- _Text_:
◇ ◇ ◇

Die wichtigste Schlussfolgerung Saluschnys ist, dass der Konflikt in das Stadium der Stellungskämpfe übergeht, ähnlich wie bei den Grabenkämpfen im Ersten Weltkrieg. Seiner Meinung nach müsse Kiew nun

  • die Luftüberlegenheit erlangen;
  • die Effektivität der elektronischen Kriegsführung erhöhen;
  • mit den Minenfeldern fertig werden;
  • das Problem der Bildung und Ausbildung der notwendigen Reserven lösen.

Im Allgemeinen erinnert es ein wenig an eine Taktik beim Hinterhof-Fußball. Natürlich enthält das zehnseitige Strategieblatt des ukrainischen Oberbefehlshabers auch einige vernünftige Argumente, vor allem in Bezug auf die Verteidigung mit Gegenbatterien und den Einsatz von Drohnen. Aber es ist jedoch wichtig, sich klarzumachen, dass es in diesem Artikel keineswegs darum geht, den westlichen Lesern die Taktik der ukrainischen Streitkräfte zu erklären.

Warum Saluschny zur Feder gegriffen hat, geht aus seinem Interview mit The Economist hervor. Der ukrainische Oberbefehlshaber beklagt: Allen westlichen Schätzungen zufolge hätte Kiew Erfolg haben müssen! "Wenn man sich die NATO-Lehrbücher und die Berechnungen ansieht, die wir angestellt haben, hätten vier Monate ausreichen müssen, um auf die Krim zu gelangen, dort zu kämpfen, von der Krim zurückzukommen – und das gleich mehrmals."

Diese Taktik – nur in Miniaturform – war wohl auch in dem berühmten Video zu sehen, das zum Symbol für das Scheitern der Gegenoffensive geworden ist. Es erschien im Juni, als eine Kolonne ukrainischer Militärtechnik unter dem Feuer der russischen Artillerie durch ein Minenfeld rollte. Seitdem hat der ukrainische Generalstab jedoch keine radikal neuen Lösungen erkennen lassen.

◇ ◇ ◇

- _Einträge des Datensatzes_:

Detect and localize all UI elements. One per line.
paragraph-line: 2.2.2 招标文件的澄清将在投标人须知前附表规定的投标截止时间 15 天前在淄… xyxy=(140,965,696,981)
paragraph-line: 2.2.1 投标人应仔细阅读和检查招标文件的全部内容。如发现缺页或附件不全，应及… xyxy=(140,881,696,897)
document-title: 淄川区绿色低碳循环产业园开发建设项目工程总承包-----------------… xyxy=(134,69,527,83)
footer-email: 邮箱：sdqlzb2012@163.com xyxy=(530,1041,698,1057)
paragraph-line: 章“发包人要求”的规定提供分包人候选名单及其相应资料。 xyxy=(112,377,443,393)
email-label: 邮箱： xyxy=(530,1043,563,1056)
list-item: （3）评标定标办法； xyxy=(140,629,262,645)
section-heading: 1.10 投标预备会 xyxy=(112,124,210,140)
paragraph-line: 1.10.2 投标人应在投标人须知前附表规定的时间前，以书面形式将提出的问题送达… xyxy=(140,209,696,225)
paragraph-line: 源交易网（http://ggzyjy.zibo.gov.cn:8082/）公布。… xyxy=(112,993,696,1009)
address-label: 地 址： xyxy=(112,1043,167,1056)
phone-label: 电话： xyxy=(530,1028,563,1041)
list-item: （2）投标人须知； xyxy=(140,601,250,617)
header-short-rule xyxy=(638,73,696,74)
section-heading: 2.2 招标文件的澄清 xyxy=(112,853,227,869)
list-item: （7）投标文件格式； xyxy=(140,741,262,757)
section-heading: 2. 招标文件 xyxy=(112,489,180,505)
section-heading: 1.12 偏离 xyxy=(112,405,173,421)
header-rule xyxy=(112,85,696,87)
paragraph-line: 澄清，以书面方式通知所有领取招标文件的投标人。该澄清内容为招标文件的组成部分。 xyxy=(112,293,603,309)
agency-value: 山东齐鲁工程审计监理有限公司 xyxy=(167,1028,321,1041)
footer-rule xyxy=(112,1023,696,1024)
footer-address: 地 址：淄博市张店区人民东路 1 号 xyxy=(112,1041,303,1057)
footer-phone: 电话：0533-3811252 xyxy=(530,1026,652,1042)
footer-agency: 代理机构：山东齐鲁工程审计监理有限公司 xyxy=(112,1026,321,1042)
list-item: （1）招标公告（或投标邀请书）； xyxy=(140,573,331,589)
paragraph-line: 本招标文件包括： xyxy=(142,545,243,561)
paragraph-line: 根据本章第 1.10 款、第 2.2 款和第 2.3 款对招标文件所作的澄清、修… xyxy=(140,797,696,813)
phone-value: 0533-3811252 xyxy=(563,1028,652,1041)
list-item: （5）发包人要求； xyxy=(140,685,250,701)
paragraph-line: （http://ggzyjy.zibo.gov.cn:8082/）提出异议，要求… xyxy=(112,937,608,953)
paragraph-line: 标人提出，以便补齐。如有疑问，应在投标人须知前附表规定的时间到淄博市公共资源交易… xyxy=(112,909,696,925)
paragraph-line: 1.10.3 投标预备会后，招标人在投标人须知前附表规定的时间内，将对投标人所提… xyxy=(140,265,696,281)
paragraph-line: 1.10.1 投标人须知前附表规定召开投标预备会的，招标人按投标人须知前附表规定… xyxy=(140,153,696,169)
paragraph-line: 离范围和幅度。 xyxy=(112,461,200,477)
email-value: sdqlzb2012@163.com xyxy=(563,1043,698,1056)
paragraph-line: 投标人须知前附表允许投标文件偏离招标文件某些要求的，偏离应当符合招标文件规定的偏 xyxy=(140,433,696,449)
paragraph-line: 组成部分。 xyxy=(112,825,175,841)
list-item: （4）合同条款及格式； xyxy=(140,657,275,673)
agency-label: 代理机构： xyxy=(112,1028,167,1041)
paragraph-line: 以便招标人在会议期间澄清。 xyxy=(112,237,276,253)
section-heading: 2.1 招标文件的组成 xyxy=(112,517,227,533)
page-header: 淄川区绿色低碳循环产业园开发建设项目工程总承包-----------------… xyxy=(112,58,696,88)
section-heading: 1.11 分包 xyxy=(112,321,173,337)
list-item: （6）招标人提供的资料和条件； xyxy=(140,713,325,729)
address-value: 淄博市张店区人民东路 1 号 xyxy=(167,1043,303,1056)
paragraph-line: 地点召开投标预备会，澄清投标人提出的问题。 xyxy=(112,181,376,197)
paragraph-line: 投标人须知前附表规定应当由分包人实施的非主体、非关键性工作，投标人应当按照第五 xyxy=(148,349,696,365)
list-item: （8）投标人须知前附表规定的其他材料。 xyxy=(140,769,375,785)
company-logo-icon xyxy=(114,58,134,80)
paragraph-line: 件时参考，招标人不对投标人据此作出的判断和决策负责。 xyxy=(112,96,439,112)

◇ ◇ ◇

- _Aufgabe_: Wie lautet der Abschnitt des Textes von „Diese Taktik –“ bis „Lösungen erkennen lassen.“, wenn Sie darin „Minenfeld“ durch „Sumpfgebiet“ ersetzen?

- _Lösung_:
Diese Taktik – nur in Miniaturform – war wohl auch in dem berühmten Video zu sehen, das zum Symbol für das Scheitern der Gegenoffensive geworden ist. Es erschien im Juni, als eine Kolonne ukrainischer Militärtechnik unter dem Feuer der russischen Artillerie durch ein Sumpfgebiet rollte. Seitdem hat der ukrainische Generalstab jedoch keine radikal neuen Lösungen erkennen lassen.